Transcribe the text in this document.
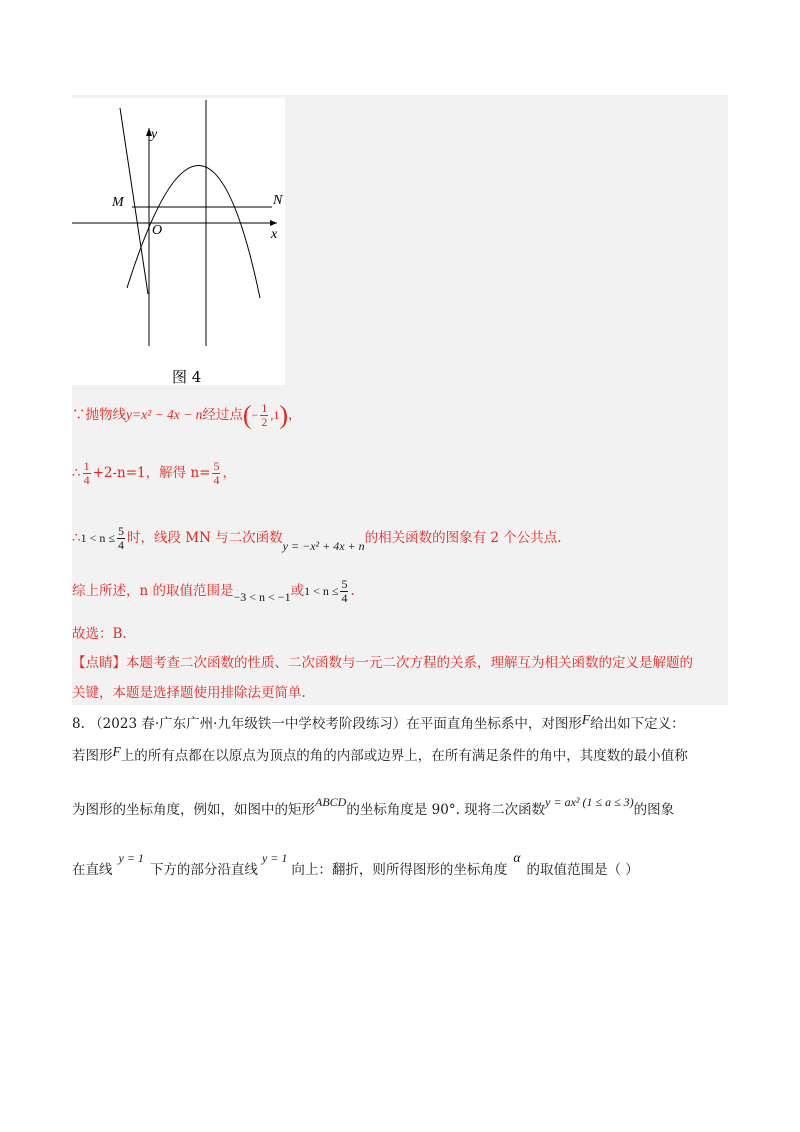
y
x
M	N
O
图 4
∵抛物线y=x² − 4x − n经过点(− $\frac{1}{2} ,1$)，
∴ $\frac{1}{4} +2-n=1$，解得 $n= \frac{5}{4}$ ，
∴1 < $n \le \frac{5}{4}$ 时，线段 MN 与二次函数y = −x² + 4x + n的相关函数的图象有 2 个公共点.
综上所述，n 的取值范围是−3 < n < −1或$1 < n \le \frac{5}{4}$ .
故选：B.
【点睛】本题考查二次函数的性质、二次函数与一元二次方程的关系，理解互为相关函数的定义是解题的
关键，本题是选择题使用排除法更简单.
8. （2023 春·广东广州·九年级铁一中学校考阶段练习）在平面直角坐标系中，对图形F给出如下定义：
若图形F上的所有点都在以原点为顶点的角的内部或边界上，在所有满足条件的角中，其度数的最小值称
为图形的坐标角度，例如，如图中的矩形ABCD的坐标角度是 90°. 现将二次函数y = ax² (1 ≤ a ≤ 3)的图象
在直线y = 1下方的部分沿直线y = 1向上：翻折，则所得图形的坐标角度α的取值范围是（ ）
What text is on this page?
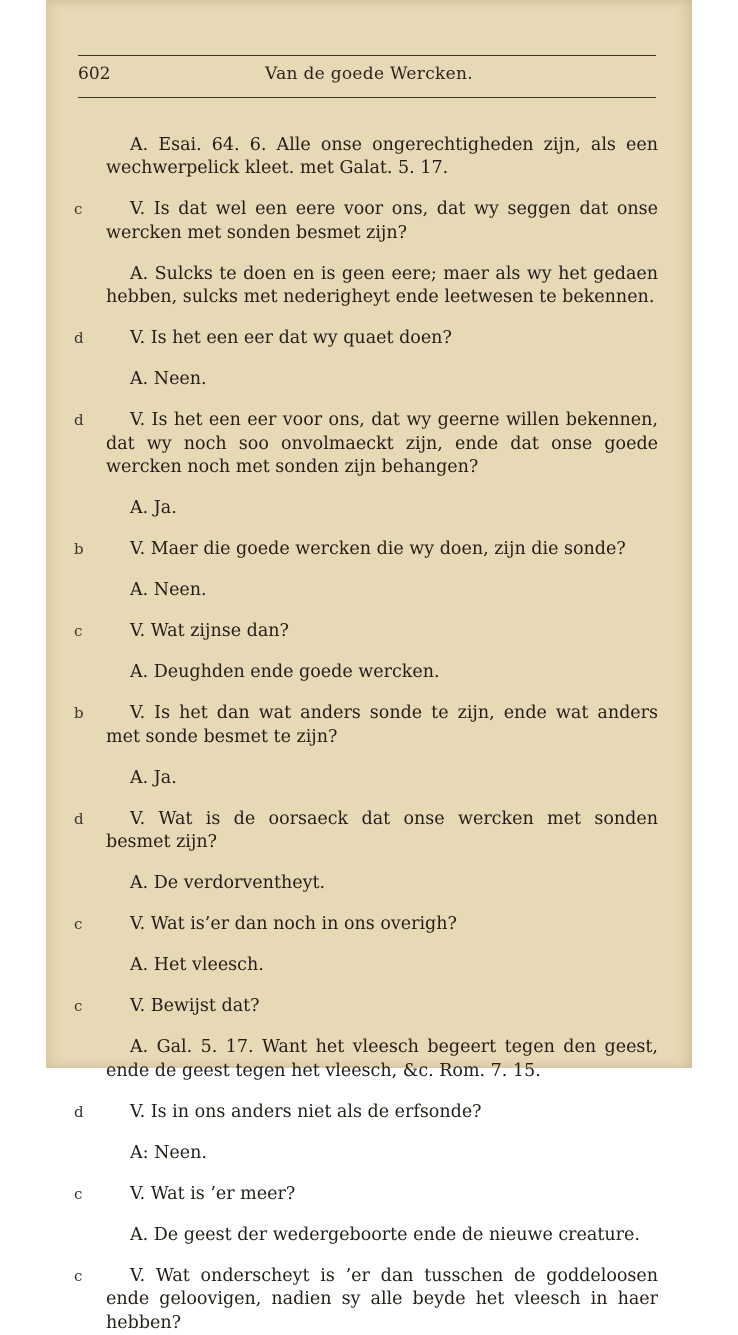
602	Van de goede Wercken.

A. Esai. 64. 6. Alle onse ongerechtigheden zijn, als een wechwerpelick kleet. met Galat. 5. 17.

c	V. Is dat wel een eere voor ons, dat wy seggen dat onse wercken met sonden besmet zijn?

A. Sulcks te doen en is geen eere; maer als wy het gedaen hebben, sulcks met nederigheyt ende leetwesen te bekennen.

d	V. Is het een eer dat wy quaet doen?

A. Neen.

d	V. Is het een eer voor ons, dat wy geerne willen bekennen, dat wy noch soo onvolmaeckt zijn, ende dat onse goede wercken noch met sonden zijn behangen?

A. Ja.

b	V. Maer die goede wercken die wy doen, zijn die sonde?

A. Neen.

c	V. Wat zijnse dan?

A. Deughden ende goede wercken.

b	V. Is het dan wat anders sonde te zijn, ende wat anders met sonde besmet te zijn?

A. Ja.

d	V. Wat is de oorsaeck dat onse wercken met sonden besmet zijn?

A. De verdorventheyt.

c	V. Wat is’er dan noch in ons overigh?

A. Het vleesch.

c	V. Bewijst dat?

A. Gal. 5. 17. Want het vleesch begeert tegen den geest, ende de geest tegen het vleesch, &c. Rom. 7. 15.

d	V. Is in ons anders niet als de erfsonde?

A: Neen.

c	V. Wat is ’er meer?

A. De geest der wedergeboorte ende de nieuwe creature.

c	V. Wat onderscheyt is ’er dan tusschen de goddeloosen ende geloovigen, nadien sy alle beyde het vleesch in haer hebben?
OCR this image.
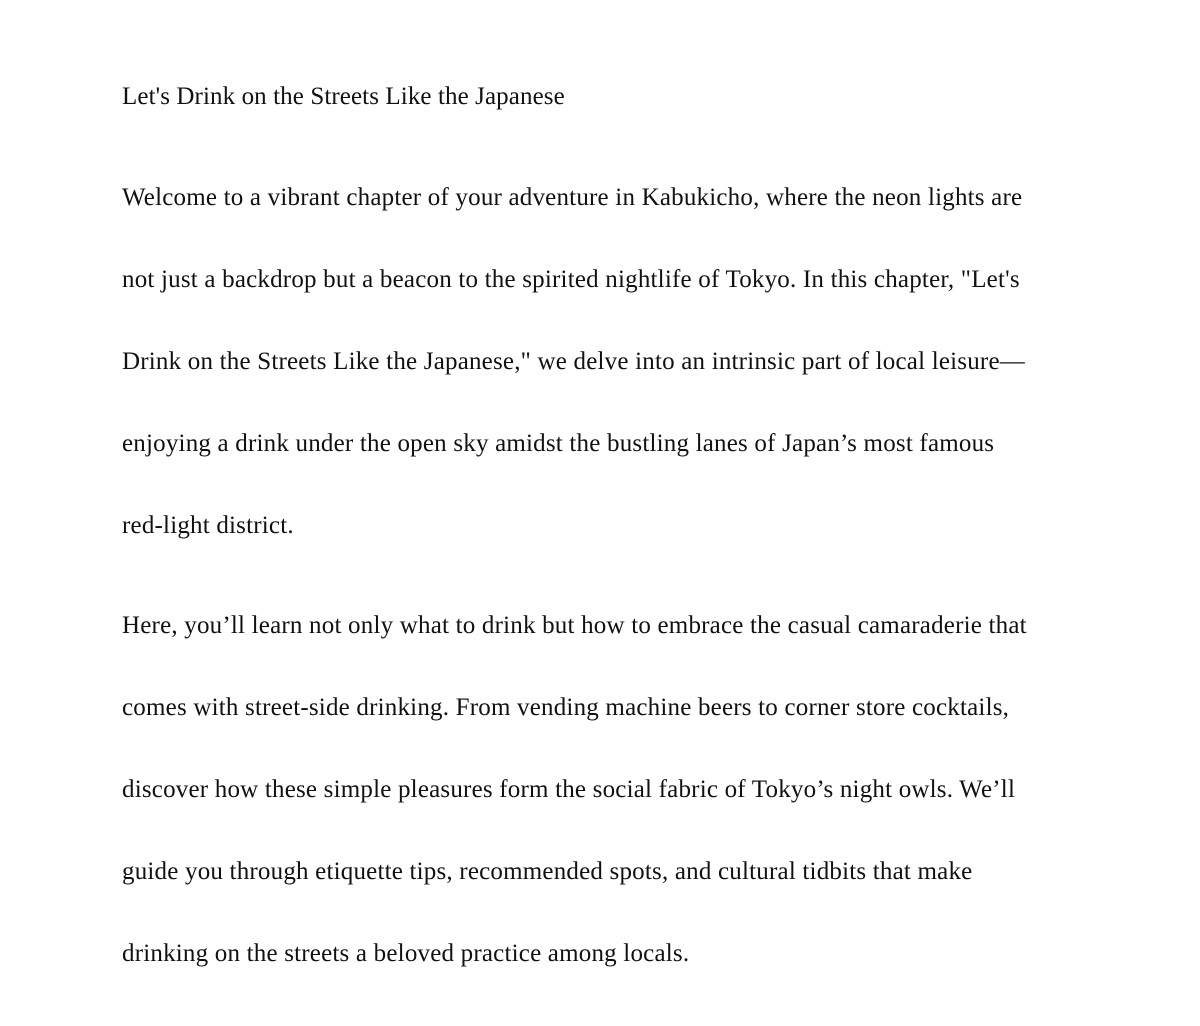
Let's Drink on the Streets Like the Japanese

Welcome to a vibrant chapter of your adventure in Kabukicho, where the neon lights are
not just a backdrop but a beacon to the spirited nightlife of Tokyo. In this chapter, "Let's
Drink on the Streets Like the Japanese," we delve into an intrinsic part of local leisure—
enjoying a drink under the open sky amidst the bustling lanes of Japan’s most famous
red-light district.

Here, you’ll learn not only what to drink but how to embrace the casual camaraderie that
comes with street-side drinking. From vending machine beers to corner store cocktails,
discover how these simple pleasures form the social fabric of Tokyo’s night owls. We’ll
guide you through etiquette tips, recommended spots, and cultural tidbits that make
drinking on the streets a beloved practice among locals.
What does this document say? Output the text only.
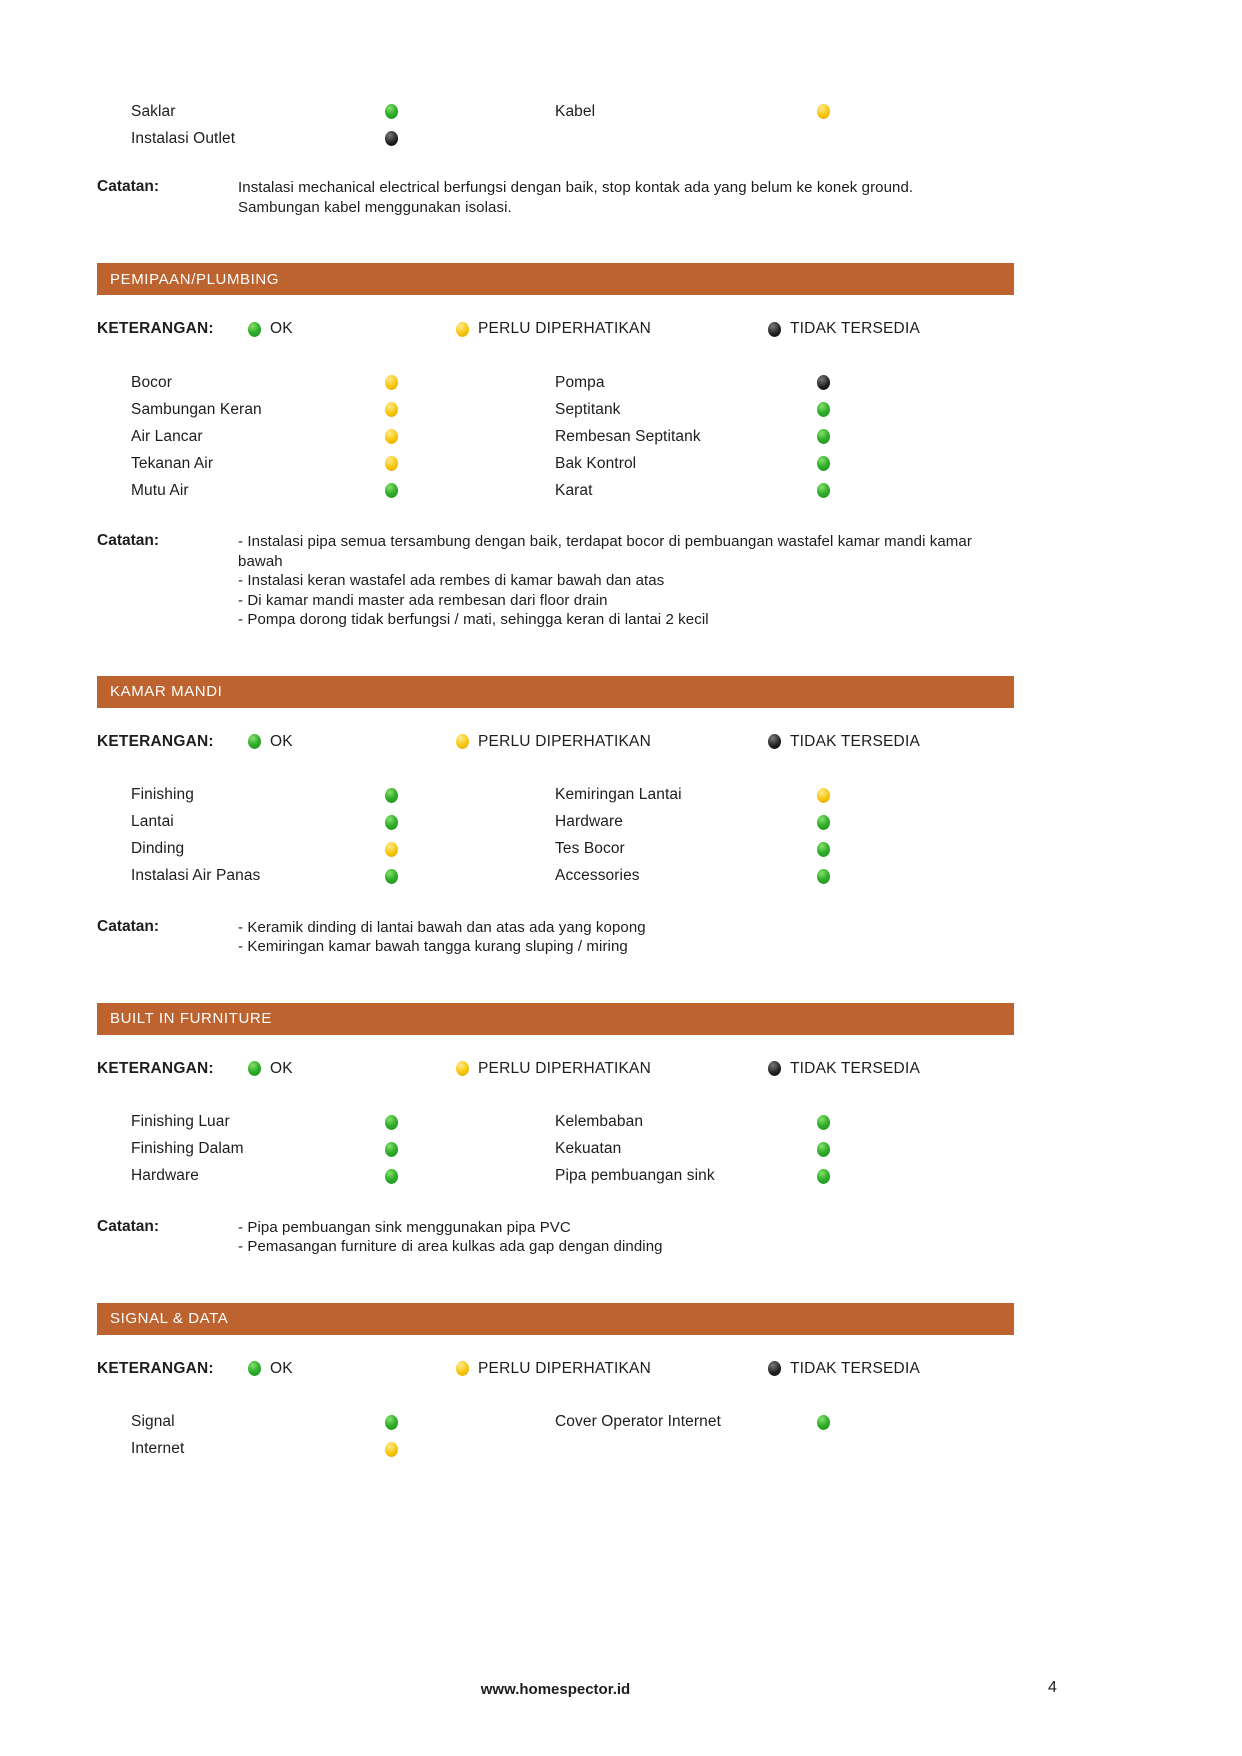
Saklar	Kabel
Instalasi Outlet
Catatan:	Instalasi mechanical electrical berfungsi dengan baik, stop kontak ada yang belum ke konek ground.

Sambungan kabel menggunakan isolasi.

PEMIPAAN/PLUMBING
KETERANGAN:	OK	PERLU DIPERHATIKAN	TIDAK TERSEDIA
Bocor	Pompa
Sambungan Keran	Septitank
Air Lancar	Rembesan Septitank
Tekanan Air	Bak Kontrol
Mutu Air	Karat
Catatan:	- Instalasi pipa semua tersambung dengan baik, terdapat bocor di pembuangan wastafel kamar mandi kamar bawah

- Instalasi keran wastafel ada rembes di kamar bawah dan atas

- Di kamar mandi master ada rembesan dari floor drain

- Pompa dorong tidak berfungsi / mati, sehingga keran di lantai 2 kecil

KAMAR MANDI
KETERANGAN:	OK	PERLU DIPERHATIKAN	TIDAK TERSEDIA
Finishing	Kemiringan Lantai
Lantai	Hardware
Dinding	Tes Bocor
Instalasi Air Panas	Accessories
Catatan:	- Keramik dinding di lantai bawah dan atas ada yang kopong

- Kemiringan kamar bawah tangga kurang sluping / miring

BUILT IN FURNITURE
KETERANGAN:	OK	PERLU DIPERHATIKAN	TIDAK TERSEDIA
Finishing Luar	Kelembaban
Finishing Dalam	Kekuatan
Hardware	Pipa pembuangan sink
Catatan:	- Pipa pembuangan sink menggunakan pipa PVC

- Pemasangan furniture di area kulkas ada gap dengan dinding

SIGNAL & DATA
KETERANGAN:	OK	PERLU DIPERHATIKAN	TIDAK TERSEDIA
Signal	Cover Operator Internet
Internet
www.homespector.id	4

= = = =

Problem to solve: Above are entries; state the number of lines among them that contain "Pompa", and nothing else.

Answer to the problem: 2